# Written instruction:
From the entries below, copy every line holding the word "SEGMENTED".
>> START Extracted records
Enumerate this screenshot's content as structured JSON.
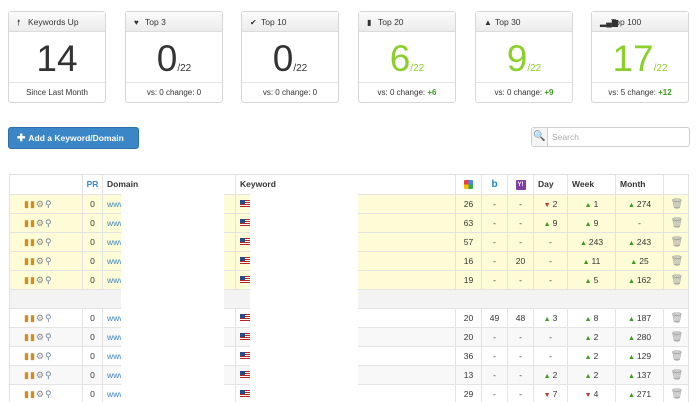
{
  "cards": [
    {
      "title": "Keywords Up",
      "icon": "arrow-up-icon",
      "glyph": "🠕",
      "value": "14",
      "denominator": "",
      "footer": "Since Last Month",
      "change": "",
      "green": false
    },
    {
      "title": "Top 3",
      "icon": "heart-icon",
      "glyph": "♥",
      "value": "0",
      "denominator": "/22",
      "footer": "vs: 0 change: 0",
      "change": "",
      "green": false
    },
    {
      "title": "Top 10",
      "icon": "check-icon",
      "glyph": "✔",
      "value": "0",
      "denominator": "/22",
      "footer": "vs: 0 change: 0",
      "change": "",
      "green": false
    },
    {
      "title": "Top 20",
      "icon": "bookmark-icon",
      "glyph": "▮",
      "value": "6",
      "denominator": "/22",
      "footer": "vs: 0 change: ",
      "change": "+6",
      "green": true
    },
    {
      "title": "Top 30",
      "icon": "road-icon",
      "glyph": "▲",
      "value": "9",
      "denominator": "/22",
      "footer": "vs: 0 change: ",
      "change": "+9",
      "green": true
    },
    {
      "title": "Top 100",
      "icon": "signal-icon",
      "glyph": "▂▄▆",
      "value": "17",
      "denominator": "/22",
      "footer": "vs: 5 change: ",
      "change": "+12",
      "green": true
    }
  ],
  "add_button": {
    "label": "Add a Keyword/Domain",
    "glyph": "✚"
  },
  "search": {
    "placeholder": "Search",
    "glyph": "🔍"
  },
  "table": {
    "headers": {
      "pr": "PR",
      "domain": "Domain",
      "keyword": "Keyword",
      "day": "Day",
      "week": "Week",
      "month": "Month"
    },
    "groups": [
      {
        "style": "yellow",
        "rows": [
          {
            "pr": "0",
            "domain": "www",
            "google": "26",
            "bing": "-",
            "yahoo": "-",
            "day": "2",
            "day_dir": "down",
            "week": "1",
            "week_dir": "up",
            "month": "274",
            "month_dir": "up"
          },
          {
            "pr": "0",
            "domain": "www",
            "google": "63",
            "bing": "-",
            "yahoo": "-",
            "day": "9",
            "day_dir": "up",
            "week": "9",
            "week_dir": "up",
            "month": "-",
            "month_dir": ""
          },
          {
            "pr": "0",
            "domain": "www",
            "google": "57",
            "bing": "-",
            "yahoo": "-",
            "day": "-",
            "day_dir": "",
            "week": "243",
            "week_dir": "up",
            "month": "243",
            "month_dir": "up"
          },
          {
            "pr": "0",
            "domain": "www",
            "google": "16",
            "bing": "-",
            "yahoo": "20",
            "day": "-",
            "day_dir": "",
            "week": "11",
            "week_dir": "up",
            "month": "25",
            "month_dir": "up"
          },
          {
            "pr": "0",
            "domain": "www",
            "google": "19",
            "bing": "-",
            "yahoo": "-",
            "day": "-",
            "day_dir": "",
            "week": "5",
            "week_dir": "up",
            "month": "162",
            "month_dir": "up"
          }
        ]
      },
      {
        "style": "white",
        "rows": [
          {
            "pr": "0",
            "domain": "www",
            "google": "20",
            "bing": "49",
            "yahoo": "48",
            "day": "3",
            "day_dir": "up",
            "week": "8",
            "week_dir": "up",
            "month": "187",
            "month_dir": "up"
          },
          {
            "pr": "0",
            "domain": "www",
            "google": "20",
            "bing": "-",
            "yahoo": "-",
            "day": "-",
            "day_dir": "",
            "week": "2",
            "week_dir": "up",
            "month": "280",
            "month_dir": "up"
          },
          {
            "pr": "0",
            "domain": "www",
            "google": "36",
            "bing": "-",
            "yahoo": "-",
            "day": "-",
            "day_dir": "",
            "week": "2",
            "week_dir": "up",
            "month": "129",
            "month_dir": "up"
          },
          {
            "pr": "0",
            "domain": "www",
            "google": "13",
            "bing": "-",
            "yahoo": "-",
            "day": "2",
            "day_dir": "up",
            "week": "2",
            "week_dir": "up",
            "month": "137",
            "month_dir": "up"
          },
          {
            "pr": "0",
            "domain": "www",
            "google": "29",
            "bing": "-",
            "yahoo": "-",
            "day": "7",
            "day_dir": "down",
            "week": "4",
            "week_dir": "down",
            "month": "271",
            "month_dir": "up"
          }
        ]
      }
    ]
  },
  "colors": {
    "accent": "#3a86c6",
    "positive": "#8bcf2c",
    "change_positive": "#3a9b1d",
    "negative": "#c0392b",
    "highlight_row": "#fdfcd6"
  }
}
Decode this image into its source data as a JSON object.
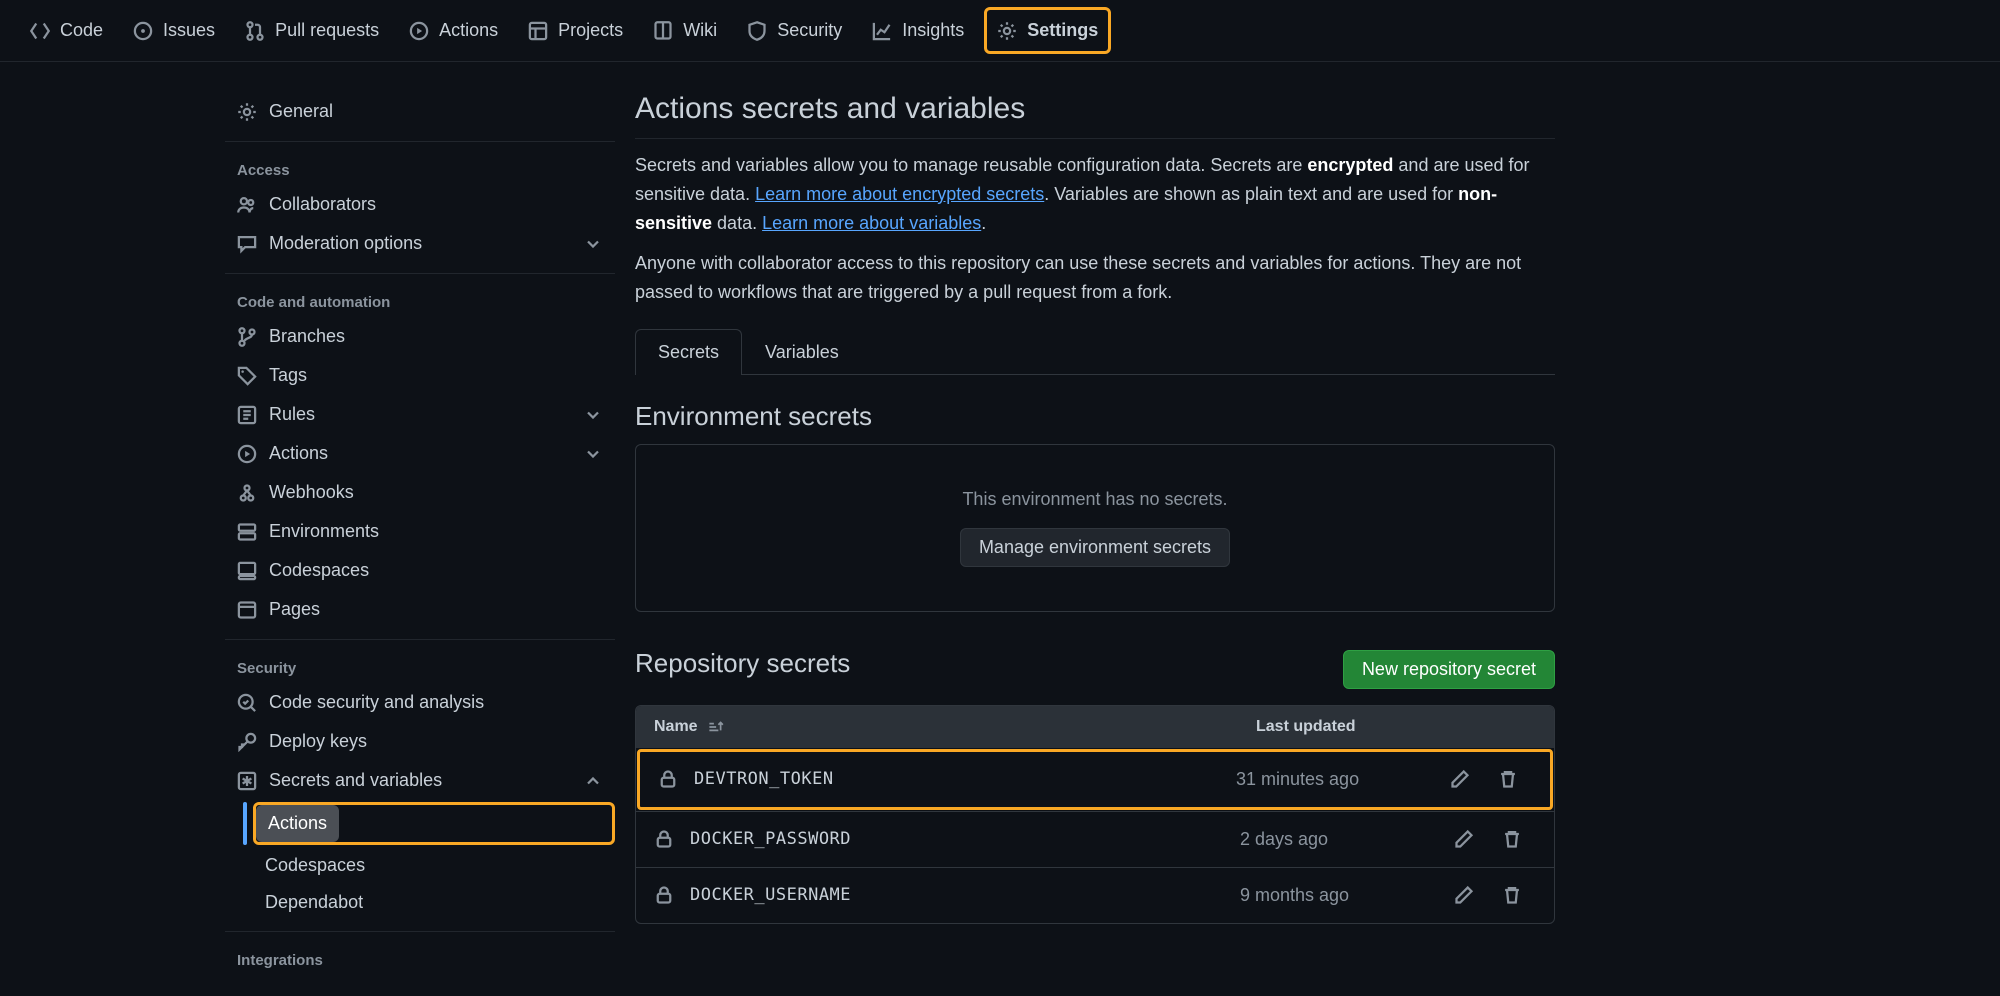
{
  "topnav": {
    "code": "Code",
    "issues": "Issues",
    "pulls": "Pull requests",
    "actions": "Actions",
    "projects": "Projects",
    "wiki": "Wiki",
    "security": "Security",
    "insights": "Insights",
    "settings": "Settings"
  },
  "sidebar": {
    "general": "General",
    "access_heading": "Access",
    "collaborators": "Collaborators",
    "moderation": "Moderation options",
    "code_auto_heading": "Code and automation",
    "branches": "Branches",
    "tags": "Tags",
    "rules": "Rules",
    "actions": "Actions",
    "webhooks": "Webhooks",
    "environments": "Environments",
    "codespaces": "Codespaces",
    "pages": "Pages",
    "security_heading": "Security",
    "code_sec": "Code security and analysis",
    "deploy_keys": "Deploy keys",
    "secrets_vars": "Secrets and variables",
    "sv_actions": "Actions",
    "sv_codespaces": "Codespaces",
    "sv_dependabot": "Dependabot",
    "integrations_heading": "Integrations"
  },
  "main": {
    "title": "Actions secrets and variables",
    "desc1_a": "Secrets and variables allow you to manage reusable configuration data. Secrets are ",
    "desc1_b": "encrypted",
    "desc1_c": " and are used for sensitive data. ",
    "desc1_link1": "Learn more about encrypted secrets",
    "desc1_d": ". Variables are shown as plain text and are used for ",
    "desc1_e": "non-sensitive",
    "desc1_f": " data. ",
    "desc1_link2": "Learn more about variables",
    "desc1_g": ".",
    "desc2": "Anyone with collaborator access to this repository can use these secrets and variables for actions. They are not passed to workflows that are triggered by a pull request from a fork.",
    "tabs": {
      "secrets": "Secrets",
      "variables": "Variables"
    },
    "env_title": "Environment secrets",
    "env_empty": "This environment has no secrets.",
    "env_btn": "Manage environment secrets",
    "repo_title": "Repository secrets",
    "new_btn": "New repository secret",
    "th_name": "Name",
    "th_updated": "Last updated",
    "rows": [
      {
        "name": "DEVTRON_TOKEN",
        "updated": "31 minutes ago"
      },
      {
        "name": "DOCKER_PASSWORD",
        "updated": "2 days ago"
      },
      {
        "name": "DOCKER_USERNAME",
        "updated": "9 months ago"
      }
    ]
  }
}
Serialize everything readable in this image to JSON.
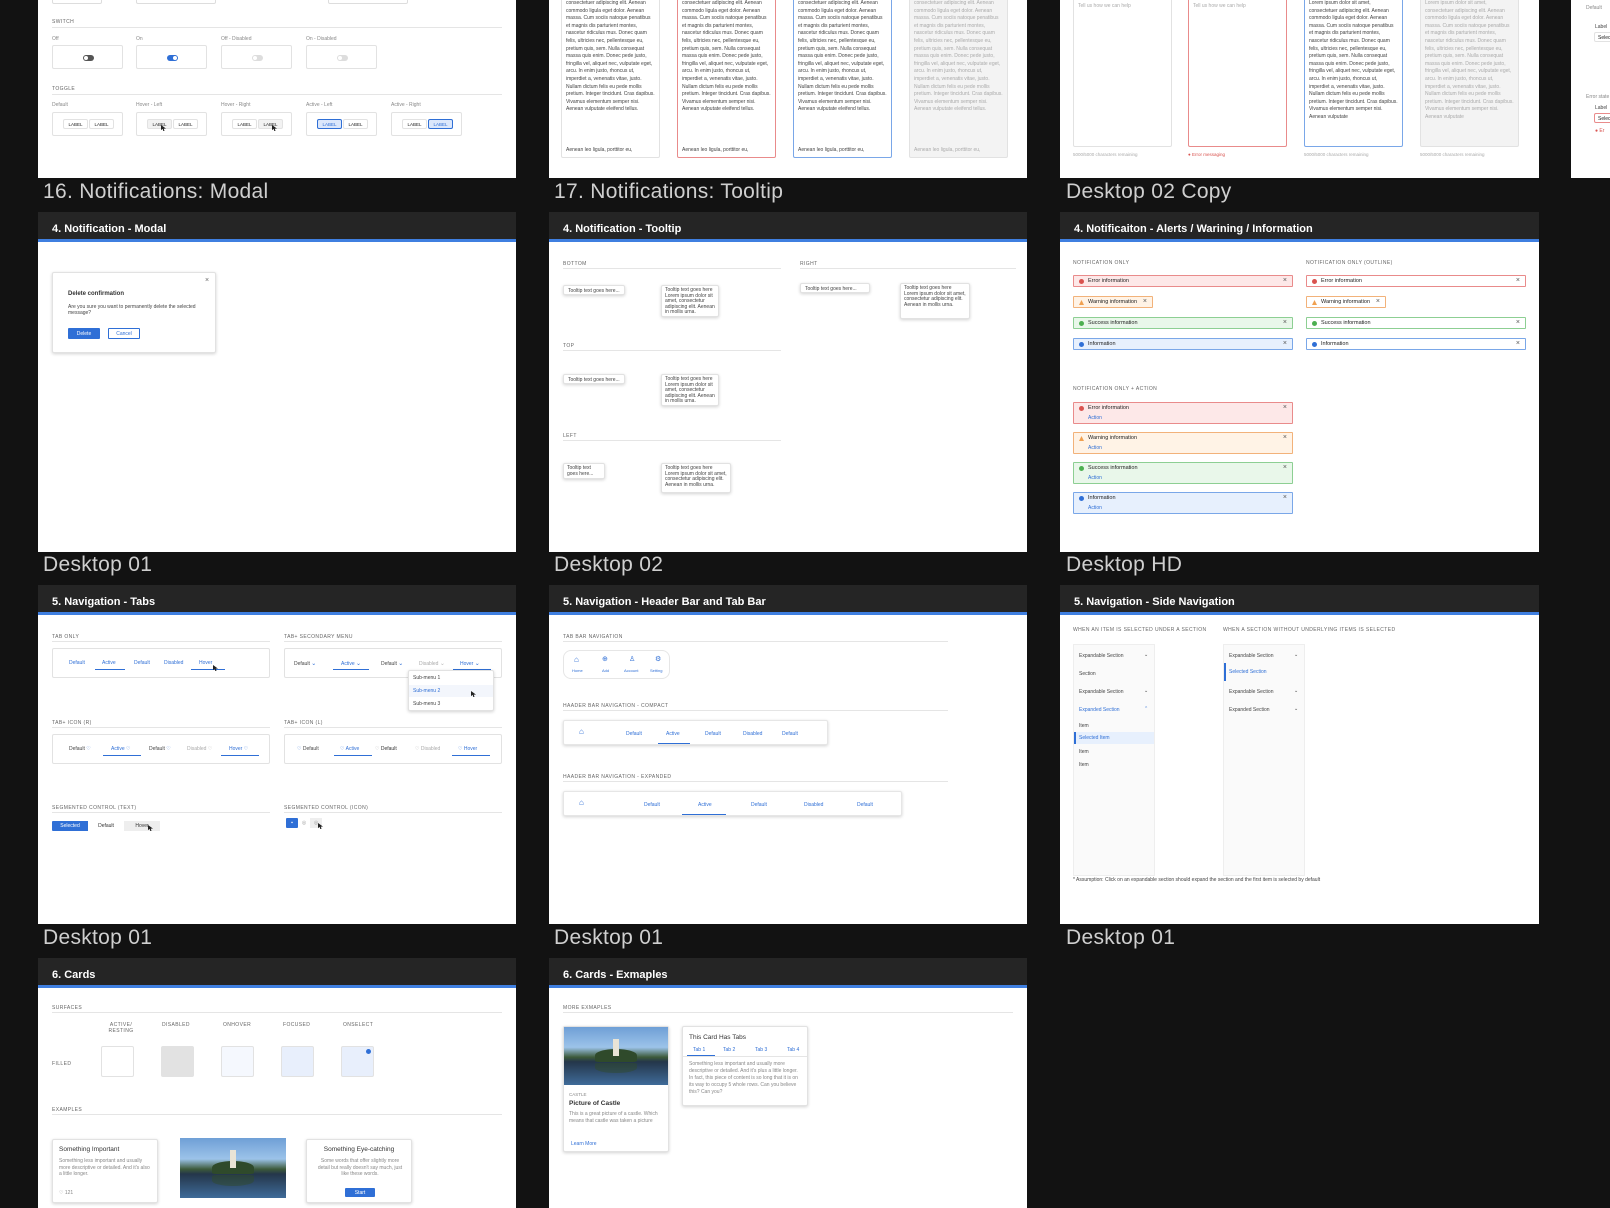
{
  "frame_labels": {
    "f16": "16. Notifications: Modal",
    "f17": "17. Notifications: Tooltip",
    "d02copy": "Desktop 02 Copy",
    "d01a": "Desktop 01",
    "d02": "Desktop 02",
    "dhd": "Desktop HD",
    "d01b": "Desktop 01",
    "d01c": "Desktop 01",
    "d01d": "Desktop 01"
  },
  "switch_board": {
    "switch_title": "SWITCH",
    "switch_labels": [
      "Off",
      "On",
      "Off - Disabled",
      "On - Disabled"
    ],
    "toggle_title": "TOGGLE",
    "toggle_labels": [
      "Default",
      "Hover - Left",
      "Hover - Right",
      "Active - Left",
      "Active - Right"
    ],
    "label": "LABEL"
  },
  "textarea_board": {
    "lorem": "consectetuer adipiscing elit. Aenean commodo ligula eget dolor. Aenean massa. Cum sociis natoque penatibus et magnis dis parturient montes, nascetur ridiculus mus. Donec quam felis, ultricies nec, pellentesque eu, pretium quis, sem. Nulla consequat massa quis enim. Donec pede justo, fringilla vel, aliquet nec, vulputate eget, arcu. In enim justo, rhoncus ut, imperdiet a, venenatis vitae, justo. Nullam dictum felis eu pede mollis pretium. Integer tincidunt. Cras dapibus. Vivamus elementum semper nisi. Aenean vulputate eleifend tellus.",
    "lorem_tail": "Aenean leo ligula, porttitor eu,"
  },
  "desktop02copy_board": {
    "placeholder": "Tell us how we can help",
    "lorem": "Lorem ipsum dolor sit amet, consectetuer adipiscing elit. Aenean commodo ligula eget dolor. Aenean massa. Cum sociis natoque penatibus et magnis dis parturient montes, nascetur ridiculus mus. Donec quam felis, ultricies nec, pellentesque eu, pretium quis, sem. Nulla consequat massa quis enim. Donec pede justo, fringilla vel, aliquet nec, vulputate eget, arcu. In enim justo, rhoncus ut, imperdiet a, venenatis vitae, justo. Nullam dictum felis eu pede mollis pretium. Integer tincidunt. Cras dapibus. Vivamus elementum semper nisi. Aenean vulputate",
    "remaining": "5000/5000 characters remaining",
    "error": "Error messaging"
  },
  "partial_board": {
    "default": "Default",
    "label": "Label",
    "select": "Select",
    "error_state": "Error state"
  },
  "modal_board": {
    "header": "4. Notification - Modal",
    "title": "Delete confirmation",
    "message": "Are you sure you want to permanently delete the selected message?",
    "delete": "Delete",
    "cancel": "Cancel"
  },
  "tooltip_board": {
    "header": "4. Notification - Tooltip",
    "bottom": "BOTTOM",
    "right": "RIGHT",
    "top": "TOP",
    "left": "LEFT",
    "short": "Tooltip text goes here...",
    "long": "Tooltip text goes here Lorem ipsum dolor sit amet, consectetur adipiscing elit. Aenean in mollis urna.",
    "short_left": "Tooltip text goes here..."
  },
  "alerts_board": {
    "header": "4. Notificaiton - Alerts / Warining / Information",
    "only": "NOTIFICATION ONLY",
    "only_outline": "NOTIFICATION ONLY (OUTLINE)",
    "with_action": "NOTIFICATION ONLY + ACTION",
    "error": "Error information",
    "warning": "Warning information",
    "success": "Success information",
    "info": "Information",
    "action": "Action"
  },
  "tabs_board": {
    "header": "5. Navigation - Tabs",
    "tab_only": "TAB ONLY",
    "tab_secondary": "TAB+ SECONDARY MENU",
    "tab_icon_r": "TAB+ ICON (R)",
    "tab_icon_l": "TAB+ ICON (L)",
    "seg_text": "SEGMENTED CONTROL (TEXT)",
    "seg_icon": "SEGMENTED CONTROL (ICON)",
    "default": "Default",
    "active": "Active",
    "disabled": "Disabled",
    "hover": "Hover",
    "selected": "Selected",
    "submenus": [
      "Sub-menu 1",
      "Sub-menu 2",
      "Sub-menu 3"
    ]
  },
  "header_board": {
    "header": "5. Navigation - Header Bar and Tab Bar",
    "tab_bar_nav": "TAB BAR NAVIGATION",
    "compact": "HAADER BAR NAVIGATION - COMPACT",
    "expanded": "HAADER BAR NAVIGATION - EXPANDED",
    "tab_items": [
      "Home",
      "Add",
      "Account",
      "Setting"
    ],
    "default": "Default",
    "active": "Active",
    "disabled": "Disabled"
  },
  "side_board": {
    "header": "5. Navigation - Side Navigation",
    "left_title": "WHEN AN ITEM IS SELECTED UNDER A SECTION",
    "right_title": "WHEN A SECTION WITHOUT UNDERLYING ITEMS IS SELECTED",
    "expandable": "Expandable Section",
    "section": "Section",
    "expanded": "Expanded Section",
    "item": "Item",
    "selected_item": "Selected Item",
    "selected_section": "Selected Section",
    "note": "* Assumption: Click on an expandable section should expand the section and the first item is selected by default"
  },
  "cards_board": {
    "header": "6. Cards",
    "surfaces": "SURFACES",
    "filled": "FILLED",
    "states": [
      "ACTIVE/ RESTING",
      "DISABLED",
      "ONHOVER",
      "FOCUSED",
      "ONSELECT"
    ],
    "examples": "EXAMPLES",
    "card1_title": "Something Important",
    "card1_body": "Something less important and usually more descriptive or detailed. And it's also a little longer.",
    "card1_count": "121",
    "card3_title": "Something Eye-catching",
    "card3_body": "Some words that offer slightly more detail but really doesn't say much, just like these words.",
    "card3_btn": "Start"
  },
  "cards_ex_board": {
    "header": "6. Cards - Exmaples",
    "more": "MORE EXMAPLES",
    "overline": "CASTLE",
    "title": "Picture of Castle",
    "body": "This is a great picture of a castle. Which means that castle was taken a picture",
    "learn": "Learn More",
    "tabs_title": "This Card Has Tabs",
    "tabs": [
      "Tab 1",
      "Tab 2",
      "Tab 3",
      "Tab 4"
    ],
    "tabs_body": "Something less important and usually more descriptive or detailed. And it's plus a little longer. In fact, this piece of content is so long that it is on its way to occupy 5 whole rows. Can you believe this? Can you?"
  }
}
>> END Extracted records
# Expected output:
    "seg_text": "SEGMENTED CONTROL (TEXT)",
    "seg_icon": "SEGMENTED CONTROL (ICON)",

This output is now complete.